Input ->
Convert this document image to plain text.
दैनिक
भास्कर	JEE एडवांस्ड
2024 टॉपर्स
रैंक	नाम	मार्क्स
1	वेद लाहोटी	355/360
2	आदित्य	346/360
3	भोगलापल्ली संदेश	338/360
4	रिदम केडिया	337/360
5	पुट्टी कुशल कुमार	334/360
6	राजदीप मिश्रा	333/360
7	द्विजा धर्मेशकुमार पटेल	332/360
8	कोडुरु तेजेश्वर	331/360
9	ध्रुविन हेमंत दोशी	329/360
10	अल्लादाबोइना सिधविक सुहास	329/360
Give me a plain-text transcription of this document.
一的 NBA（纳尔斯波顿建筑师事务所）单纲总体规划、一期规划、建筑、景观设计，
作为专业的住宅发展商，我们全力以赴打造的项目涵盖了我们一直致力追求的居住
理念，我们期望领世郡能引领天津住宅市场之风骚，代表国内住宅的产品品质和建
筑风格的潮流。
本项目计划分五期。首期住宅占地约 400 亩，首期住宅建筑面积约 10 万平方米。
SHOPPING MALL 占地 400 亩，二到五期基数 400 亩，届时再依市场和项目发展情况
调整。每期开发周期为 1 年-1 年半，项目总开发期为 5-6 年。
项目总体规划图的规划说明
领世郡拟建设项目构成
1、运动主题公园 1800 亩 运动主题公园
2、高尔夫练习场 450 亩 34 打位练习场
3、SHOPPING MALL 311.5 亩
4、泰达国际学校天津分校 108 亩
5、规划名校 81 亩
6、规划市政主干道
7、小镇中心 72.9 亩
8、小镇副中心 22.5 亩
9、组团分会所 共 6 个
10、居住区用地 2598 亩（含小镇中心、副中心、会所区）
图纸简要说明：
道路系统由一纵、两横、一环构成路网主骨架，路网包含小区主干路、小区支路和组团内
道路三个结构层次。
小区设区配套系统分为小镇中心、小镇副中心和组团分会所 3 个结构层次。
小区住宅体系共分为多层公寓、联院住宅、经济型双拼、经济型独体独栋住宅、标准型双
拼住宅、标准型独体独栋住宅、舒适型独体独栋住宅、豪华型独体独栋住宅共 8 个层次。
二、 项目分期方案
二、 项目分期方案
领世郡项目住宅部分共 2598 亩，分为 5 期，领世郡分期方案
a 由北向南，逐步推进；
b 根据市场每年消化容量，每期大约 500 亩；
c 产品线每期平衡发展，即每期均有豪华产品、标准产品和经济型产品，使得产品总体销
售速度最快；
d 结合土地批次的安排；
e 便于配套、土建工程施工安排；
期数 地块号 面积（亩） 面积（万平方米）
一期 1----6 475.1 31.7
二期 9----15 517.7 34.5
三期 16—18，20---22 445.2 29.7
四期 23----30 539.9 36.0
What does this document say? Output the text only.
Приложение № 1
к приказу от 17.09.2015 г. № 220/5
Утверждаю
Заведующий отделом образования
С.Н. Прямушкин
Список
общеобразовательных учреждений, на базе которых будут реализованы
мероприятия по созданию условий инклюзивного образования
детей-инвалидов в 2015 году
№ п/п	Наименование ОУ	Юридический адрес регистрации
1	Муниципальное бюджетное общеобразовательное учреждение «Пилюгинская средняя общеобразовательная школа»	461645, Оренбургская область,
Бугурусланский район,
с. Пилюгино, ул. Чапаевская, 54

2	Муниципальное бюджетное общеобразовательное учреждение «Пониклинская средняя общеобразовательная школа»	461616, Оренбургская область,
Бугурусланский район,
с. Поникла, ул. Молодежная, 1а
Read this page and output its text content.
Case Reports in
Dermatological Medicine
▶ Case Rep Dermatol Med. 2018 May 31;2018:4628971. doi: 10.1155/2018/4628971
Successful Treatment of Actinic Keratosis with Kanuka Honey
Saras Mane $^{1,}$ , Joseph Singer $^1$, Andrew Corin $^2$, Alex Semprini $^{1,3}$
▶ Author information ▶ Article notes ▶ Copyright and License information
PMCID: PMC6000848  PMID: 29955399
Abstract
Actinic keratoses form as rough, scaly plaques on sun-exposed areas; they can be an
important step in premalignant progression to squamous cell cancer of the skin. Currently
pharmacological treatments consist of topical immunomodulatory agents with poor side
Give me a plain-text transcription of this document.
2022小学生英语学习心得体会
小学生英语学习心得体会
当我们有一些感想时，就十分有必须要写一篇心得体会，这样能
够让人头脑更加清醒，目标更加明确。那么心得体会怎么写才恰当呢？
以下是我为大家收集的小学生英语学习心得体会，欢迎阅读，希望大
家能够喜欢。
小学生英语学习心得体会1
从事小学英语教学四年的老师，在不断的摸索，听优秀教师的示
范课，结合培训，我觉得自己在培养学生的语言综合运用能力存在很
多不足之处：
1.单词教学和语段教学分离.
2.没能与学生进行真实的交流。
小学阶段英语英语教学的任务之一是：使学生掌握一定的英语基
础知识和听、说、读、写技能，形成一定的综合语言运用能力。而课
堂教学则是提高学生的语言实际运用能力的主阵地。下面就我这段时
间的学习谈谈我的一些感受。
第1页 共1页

Work to be completed ->
Return, unchanged, each line from the line containing "What does this" through the last line of the material.

Result of this task ->
What does this document say? Output the text only.
Приложение № 1
к приказу от 17.09.2015 г. № 220/5
Утверждаю
Заведующий отделом образования
С.Н. Прямушкин
Список
общеобразовательных учреждений, на базе которых будут реализованы
мероприятия по созданию условий инклюзивного образования
детей-инвалидов в 2015 году
№ п/п	Наименование ОУ	Юридический адрес регистрации
1	Муниципальное бюджетное общеобразовательное учреждение «Пилюгинская средняя общеобразовательная школа»	461645, Оренбургская область,
Бугурусланский район,
с. Пилюгино, ул. Чапаевская, 54

2	Муниципальное бюджетное общеобразовательное учреждение «Пониклинская средняя общеобразовательная школа»	461616, Оренбургская область,
Бугурусланский район,
с. Поникла, ул. Молодежная, 1а
Read this page and output its text content.
Case Reports in
Dermatological Medicine
▶ Case Rep Dermatol Med. 2018 May 31;2018:4628971. doi: 10.1155/2018/4628971
Successful Treatment of Actinic Keratosis with Kanuka Honey
Saras Mane $^{1,}$ , Joseph Singer $^1$, Andrew Corin $^2$, Alex Semprini $^{1,3}$
▶ Author information ▶ Article notes ▶ Copyright and License information
PMCID: PMC6000848  PMID: 29955399
Abstract
Actinic keratoses form as rough, scaly plaques on sun-exposed areas; they can be an
important step in premalignant progression to squamous cell cancer of the skin. Currently
pharmacological treatments consist of topical immunomodulatory agents with poor side
Give me a plain-text transcription of this document.
2022小学生英语学习心得体会
小学生英语学习心得体会
当我们有一些感想时，就十分有必须要写一篇心得体会，这样能
够让人头脑更加清醒，目标更加明确。那么心得体会怎么写才恰当呢？
以下是我为大家收集的小学生英语学习心得体会，欢迎阅读，希望大
家能够喜欢。
小学生英语学习心得体会1
从事小学英语教学四年的老师，在不断的摸索，听优秀教师的示
范课，结合培训，我觉得自己在培养学生的语言综合运用能力存在很
多不足之处：
1.单词教学和语段教学分离.
2.没能与学生进行真实的交流。
小学阶段英语英语教学的任务之一是：使学生掌握一定的英语基
础知识和听、说、读、写技能，形成一定的综合语言运用能力。而课
堂教学则是提高学生的语言实际运用能力的主阵地。下面就我这段时
间的学习谈谈我的一些感受。
第1页 共1页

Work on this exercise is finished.